*SOURCE EXTRACT*.
Anaphylaxis Mimics: What the ED MD needs to know

Even anaphylaxis has its mimics. These diagnoses are hard to elicit in the moment when a patient presents to the ED with stridor, wheezing and respiratory distress. As such, it’s completely understandable that most ED physicians will provide these patients with at least 1 dose of epinephrine up front. However, if the patient is not responding to epinephrine, there are a few diagnoses that we should perhaps consider.

  • Chronic urticaria [including dermatographism]: This condition, whose pathophysiology is best explained as a hypersensitivity reaction, results in exaggerated weal and flare response to a stimulus – for example physical pressure (being stroked or scrathched) in the case of dermatographism. The condition may respond to the use of antihistamines. It often is an anaphylaxis mimicker when the urticaria is perioral and/or associated with a panic attack, resulting in the physical presentation of tachypnea and dyspnea.

*INFORMATION*.
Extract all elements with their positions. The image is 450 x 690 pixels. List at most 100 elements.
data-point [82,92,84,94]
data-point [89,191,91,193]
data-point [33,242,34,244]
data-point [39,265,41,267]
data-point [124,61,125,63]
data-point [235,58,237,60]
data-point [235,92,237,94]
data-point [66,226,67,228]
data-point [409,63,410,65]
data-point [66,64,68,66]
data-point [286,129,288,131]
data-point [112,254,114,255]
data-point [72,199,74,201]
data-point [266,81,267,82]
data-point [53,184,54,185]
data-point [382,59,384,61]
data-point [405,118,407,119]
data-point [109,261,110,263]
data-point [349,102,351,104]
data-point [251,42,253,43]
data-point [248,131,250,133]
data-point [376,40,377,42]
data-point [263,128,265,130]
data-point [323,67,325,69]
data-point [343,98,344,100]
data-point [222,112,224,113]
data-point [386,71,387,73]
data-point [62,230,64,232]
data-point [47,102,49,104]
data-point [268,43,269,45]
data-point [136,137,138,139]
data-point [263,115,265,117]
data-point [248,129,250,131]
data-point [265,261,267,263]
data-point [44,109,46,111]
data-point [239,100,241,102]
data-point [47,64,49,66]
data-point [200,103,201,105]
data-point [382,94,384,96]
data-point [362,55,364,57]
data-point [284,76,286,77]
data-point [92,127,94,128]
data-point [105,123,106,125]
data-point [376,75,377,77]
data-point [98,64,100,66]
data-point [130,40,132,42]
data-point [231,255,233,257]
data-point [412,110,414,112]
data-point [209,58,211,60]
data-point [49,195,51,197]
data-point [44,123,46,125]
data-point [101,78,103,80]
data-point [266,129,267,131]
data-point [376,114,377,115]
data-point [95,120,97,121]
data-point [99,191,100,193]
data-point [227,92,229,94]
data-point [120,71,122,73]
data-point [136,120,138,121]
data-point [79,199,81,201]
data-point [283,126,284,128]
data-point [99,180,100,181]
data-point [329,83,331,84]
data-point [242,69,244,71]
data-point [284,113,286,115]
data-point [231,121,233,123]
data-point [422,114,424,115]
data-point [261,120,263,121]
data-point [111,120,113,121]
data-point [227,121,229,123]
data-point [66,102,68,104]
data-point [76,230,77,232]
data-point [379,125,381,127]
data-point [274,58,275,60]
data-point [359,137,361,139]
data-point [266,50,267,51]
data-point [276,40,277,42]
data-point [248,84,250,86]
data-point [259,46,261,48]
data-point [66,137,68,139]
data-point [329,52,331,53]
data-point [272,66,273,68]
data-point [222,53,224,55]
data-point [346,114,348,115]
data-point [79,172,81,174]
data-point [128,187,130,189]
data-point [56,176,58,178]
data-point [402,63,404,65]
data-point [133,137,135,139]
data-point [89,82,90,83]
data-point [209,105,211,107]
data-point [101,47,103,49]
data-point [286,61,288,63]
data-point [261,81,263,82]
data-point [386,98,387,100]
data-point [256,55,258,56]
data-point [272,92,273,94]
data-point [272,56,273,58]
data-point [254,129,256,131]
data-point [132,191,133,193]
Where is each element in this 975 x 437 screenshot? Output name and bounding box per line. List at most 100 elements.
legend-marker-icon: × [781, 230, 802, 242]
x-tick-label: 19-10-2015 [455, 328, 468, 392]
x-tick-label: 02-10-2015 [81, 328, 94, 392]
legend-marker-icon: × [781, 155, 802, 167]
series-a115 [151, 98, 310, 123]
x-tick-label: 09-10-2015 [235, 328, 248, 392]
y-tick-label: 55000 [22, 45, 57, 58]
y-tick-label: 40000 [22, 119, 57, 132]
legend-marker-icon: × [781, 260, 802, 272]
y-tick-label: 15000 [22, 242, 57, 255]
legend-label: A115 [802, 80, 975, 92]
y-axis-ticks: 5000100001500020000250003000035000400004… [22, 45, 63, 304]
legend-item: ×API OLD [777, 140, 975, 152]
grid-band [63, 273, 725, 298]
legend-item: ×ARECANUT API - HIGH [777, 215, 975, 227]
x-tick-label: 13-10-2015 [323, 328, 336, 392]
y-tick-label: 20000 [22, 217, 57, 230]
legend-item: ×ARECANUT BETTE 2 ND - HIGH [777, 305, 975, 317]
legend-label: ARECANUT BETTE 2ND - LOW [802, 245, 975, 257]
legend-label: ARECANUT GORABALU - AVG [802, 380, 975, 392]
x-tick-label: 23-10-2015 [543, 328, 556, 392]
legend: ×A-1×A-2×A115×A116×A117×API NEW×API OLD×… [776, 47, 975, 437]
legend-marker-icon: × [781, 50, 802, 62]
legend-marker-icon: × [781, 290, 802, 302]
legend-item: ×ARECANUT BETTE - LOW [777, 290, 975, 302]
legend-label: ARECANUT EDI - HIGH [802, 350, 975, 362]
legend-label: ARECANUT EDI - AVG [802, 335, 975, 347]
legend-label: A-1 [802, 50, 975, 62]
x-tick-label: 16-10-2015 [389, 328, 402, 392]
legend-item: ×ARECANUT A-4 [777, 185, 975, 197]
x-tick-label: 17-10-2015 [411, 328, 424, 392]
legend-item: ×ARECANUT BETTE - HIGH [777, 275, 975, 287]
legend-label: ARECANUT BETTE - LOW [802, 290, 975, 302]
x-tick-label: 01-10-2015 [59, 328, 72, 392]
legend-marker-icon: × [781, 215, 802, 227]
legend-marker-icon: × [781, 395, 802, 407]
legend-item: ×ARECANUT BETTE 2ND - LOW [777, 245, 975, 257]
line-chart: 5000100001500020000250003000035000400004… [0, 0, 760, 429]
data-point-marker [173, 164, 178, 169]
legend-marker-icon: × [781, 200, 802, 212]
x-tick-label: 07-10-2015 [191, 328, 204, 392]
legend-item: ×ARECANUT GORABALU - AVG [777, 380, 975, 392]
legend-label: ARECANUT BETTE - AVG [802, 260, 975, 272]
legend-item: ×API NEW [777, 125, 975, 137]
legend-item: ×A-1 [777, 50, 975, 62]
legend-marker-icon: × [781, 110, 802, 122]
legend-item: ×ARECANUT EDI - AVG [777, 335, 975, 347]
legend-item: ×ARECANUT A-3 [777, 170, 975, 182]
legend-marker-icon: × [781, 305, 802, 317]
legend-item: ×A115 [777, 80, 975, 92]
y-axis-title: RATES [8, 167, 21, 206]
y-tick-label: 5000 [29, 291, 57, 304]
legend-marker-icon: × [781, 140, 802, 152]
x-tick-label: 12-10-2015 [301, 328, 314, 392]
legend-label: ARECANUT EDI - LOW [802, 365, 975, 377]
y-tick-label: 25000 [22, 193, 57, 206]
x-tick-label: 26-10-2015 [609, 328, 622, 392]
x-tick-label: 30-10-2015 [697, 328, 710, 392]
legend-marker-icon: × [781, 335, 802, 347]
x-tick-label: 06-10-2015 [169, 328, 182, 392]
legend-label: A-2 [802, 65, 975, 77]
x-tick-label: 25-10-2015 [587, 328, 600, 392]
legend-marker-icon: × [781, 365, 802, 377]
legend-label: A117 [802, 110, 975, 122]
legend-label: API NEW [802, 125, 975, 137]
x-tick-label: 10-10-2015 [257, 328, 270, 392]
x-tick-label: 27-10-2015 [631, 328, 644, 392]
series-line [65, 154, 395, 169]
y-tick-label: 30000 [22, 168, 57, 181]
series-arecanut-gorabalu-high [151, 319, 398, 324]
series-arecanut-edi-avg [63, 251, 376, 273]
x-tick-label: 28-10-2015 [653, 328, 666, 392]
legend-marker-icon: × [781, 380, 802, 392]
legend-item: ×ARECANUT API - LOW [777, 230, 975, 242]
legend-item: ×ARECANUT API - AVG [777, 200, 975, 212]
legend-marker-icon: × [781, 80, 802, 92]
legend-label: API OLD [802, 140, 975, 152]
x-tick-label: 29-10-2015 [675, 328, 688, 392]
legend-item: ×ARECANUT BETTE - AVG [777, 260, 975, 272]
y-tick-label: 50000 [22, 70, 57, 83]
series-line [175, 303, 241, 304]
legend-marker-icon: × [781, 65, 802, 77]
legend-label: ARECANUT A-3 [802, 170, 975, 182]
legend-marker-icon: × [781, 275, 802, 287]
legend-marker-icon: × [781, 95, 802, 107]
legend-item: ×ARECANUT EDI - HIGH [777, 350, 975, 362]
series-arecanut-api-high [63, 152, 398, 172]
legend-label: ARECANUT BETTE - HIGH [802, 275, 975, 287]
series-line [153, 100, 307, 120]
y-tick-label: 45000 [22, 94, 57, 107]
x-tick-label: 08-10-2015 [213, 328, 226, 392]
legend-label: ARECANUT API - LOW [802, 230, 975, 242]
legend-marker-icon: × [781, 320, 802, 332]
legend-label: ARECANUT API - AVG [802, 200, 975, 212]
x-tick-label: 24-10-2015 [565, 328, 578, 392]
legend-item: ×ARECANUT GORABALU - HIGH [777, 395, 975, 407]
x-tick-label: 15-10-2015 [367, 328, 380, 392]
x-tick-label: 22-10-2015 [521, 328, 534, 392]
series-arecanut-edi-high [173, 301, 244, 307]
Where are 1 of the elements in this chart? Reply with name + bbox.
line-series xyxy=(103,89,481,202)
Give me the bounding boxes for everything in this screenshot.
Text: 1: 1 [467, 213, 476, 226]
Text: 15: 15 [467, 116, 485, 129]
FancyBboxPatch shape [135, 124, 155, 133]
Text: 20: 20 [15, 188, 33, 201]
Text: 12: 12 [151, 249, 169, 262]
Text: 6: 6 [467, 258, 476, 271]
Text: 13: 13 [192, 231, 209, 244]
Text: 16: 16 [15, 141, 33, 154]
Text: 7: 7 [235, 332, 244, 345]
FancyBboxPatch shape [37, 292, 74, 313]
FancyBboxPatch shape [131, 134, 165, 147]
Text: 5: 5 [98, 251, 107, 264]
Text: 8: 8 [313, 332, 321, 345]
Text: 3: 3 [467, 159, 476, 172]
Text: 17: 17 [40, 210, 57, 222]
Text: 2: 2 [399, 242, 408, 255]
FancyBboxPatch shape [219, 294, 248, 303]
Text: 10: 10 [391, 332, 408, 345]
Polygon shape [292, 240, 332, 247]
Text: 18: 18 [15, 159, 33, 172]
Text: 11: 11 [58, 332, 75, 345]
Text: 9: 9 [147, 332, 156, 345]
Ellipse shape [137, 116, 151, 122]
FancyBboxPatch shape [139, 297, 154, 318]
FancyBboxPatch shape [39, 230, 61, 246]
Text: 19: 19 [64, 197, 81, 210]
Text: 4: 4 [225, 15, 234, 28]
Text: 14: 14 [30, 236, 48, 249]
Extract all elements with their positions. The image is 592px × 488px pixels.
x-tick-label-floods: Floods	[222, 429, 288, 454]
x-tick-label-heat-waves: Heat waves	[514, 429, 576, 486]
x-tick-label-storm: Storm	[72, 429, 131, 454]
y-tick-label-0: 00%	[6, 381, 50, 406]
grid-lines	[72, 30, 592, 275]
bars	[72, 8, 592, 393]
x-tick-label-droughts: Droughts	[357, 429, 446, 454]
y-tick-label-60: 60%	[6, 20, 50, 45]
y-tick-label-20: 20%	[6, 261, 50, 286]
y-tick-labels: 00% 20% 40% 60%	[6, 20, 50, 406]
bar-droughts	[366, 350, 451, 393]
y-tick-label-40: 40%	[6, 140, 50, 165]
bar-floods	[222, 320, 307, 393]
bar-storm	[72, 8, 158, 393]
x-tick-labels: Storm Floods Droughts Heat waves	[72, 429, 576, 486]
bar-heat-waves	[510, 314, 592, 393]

*PROBLEM TO SOLVE*. Reproduce the text on anaphylaxis mimics word for word, from its heading through its last sentence.

*EXERCISE RESPONSE*.
Anaphylaxis Mimics: What the ED MD needs to know

Even anaphylaxis has its mimics. These diagnoses are hard to elicit in the moment when a patient presents to the ED with stridor, wheezing and respiratory distress. As such, it’s completely understandable that most ED physicians will provide these patients with at least 1 dose of epinephrine up front. However, if the patient is not responding to epinephrine, there are a few diagnoses that we should perhaps consider.

  • Chronic urticaria [including dermatographism]: This condition, whose pathophysiology is best explained as a hypersensitivity reaction, results in exaggerated weal and flare response to a stimulus – for example physical pressure (being stroked or scrathched) in the case of dermatographism. The condition may respond to the use of antihistamines. It often is an anaphylaxis mimicker when the urticaria is perioral and/or associated with a panic attack, resulting in the physical presentation of tachypnea and dyspnea.